*What you will do*: Print the data exactly, leaving nothing out.

*Supplied records*:
— begin —

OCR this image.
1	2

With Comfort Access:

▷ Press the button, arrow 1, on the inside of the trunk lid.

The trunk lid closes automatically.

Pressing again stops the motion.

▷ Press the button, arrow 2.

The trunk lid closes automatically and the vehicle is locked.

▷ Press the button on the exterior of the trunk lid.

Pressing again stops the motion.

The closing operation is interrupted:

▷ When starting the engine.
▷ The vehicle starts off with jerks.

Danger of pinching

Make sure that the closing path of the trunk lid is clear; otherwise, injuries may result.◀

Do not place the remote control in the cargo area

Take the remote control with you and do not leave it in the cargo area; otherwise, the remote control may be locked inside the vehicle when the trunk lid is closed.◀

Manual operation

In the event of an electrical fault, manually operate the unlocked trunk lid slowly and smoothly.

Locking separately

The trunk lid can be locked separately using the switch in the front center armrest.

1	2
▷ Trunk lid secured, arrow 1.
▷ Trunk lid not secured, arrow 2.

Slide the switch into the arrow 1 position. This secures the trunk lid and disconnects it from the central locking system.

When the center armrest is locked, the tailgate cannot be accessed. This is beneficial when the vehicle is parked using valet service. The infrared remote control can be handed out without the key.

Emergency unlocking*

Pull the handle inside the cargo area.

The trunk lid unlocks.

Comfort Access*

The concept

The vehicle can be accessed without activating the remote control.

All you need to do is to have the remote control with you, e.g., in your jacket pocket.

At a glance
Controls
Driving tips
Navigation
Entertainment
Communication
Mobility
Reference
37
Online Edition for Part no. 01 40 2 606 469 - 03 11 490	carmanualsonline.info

— end —

*Result*:
OCR this image.
1	2

With Comfort Access:

▷ Press the button, arrow 1, on the inside of the trunk lid.

The trunk lid closes automatically.

Pressing again stops the motion.

▷ Press the button, arrow 2.

The trunk lid closes automatically and the vehicle is locked.

▷ Press the button on the exterior of the trunk lid.

Pressing again stops the motion.

The closing operation is interrupted:

▷ When starting the engine.
▷ The vehicle starts off with jerks.

Danger of pinching

Make sure that the closing path of the trunk lid is clear; otherwise, injuries may result.◀

Do not place the remote control in the cargo area

Take the remote control with you and do not leave it in the cargo area; otherwise, the remote control may be locked inside the vehicle when the trunk lid is closed.◀

Manual operation

In the event of an electrical fault, manually operate the unlocked trunk lid slowly and smoothly.

Locking separately

The trunk lid can be locked separately using the switch in the front center armrest.

1	2
▷ Trunk lid secured, arrow 1.
▷ Trunk lid not secured, arrow 2.

Slide the switch into the arrow 1 position. This secures the trunk lid and disconnects it from the central locking system.

When the center armrest is locked, the tailgate cannot be accessed. This is beneficial when the vehicle is parked using valet service. The infrared remote control can be handed out without the key.

Emergency unlocking*

Pull the handle inside the cargo area.

The trunk lid unlocks.

Comfort Access*

The concept

The vehicle can be accessed without activating the remote control.

All you need to do is to have the remote control with you, e.g., in your jacket pocket.

At a glance
Controls
Driving tips
Navigation
Entertainment
Communication
Mobility
Reference
37
Online Edition for Part no. 01 40 2 606 469 - 03 11 490	carmanualsonline.info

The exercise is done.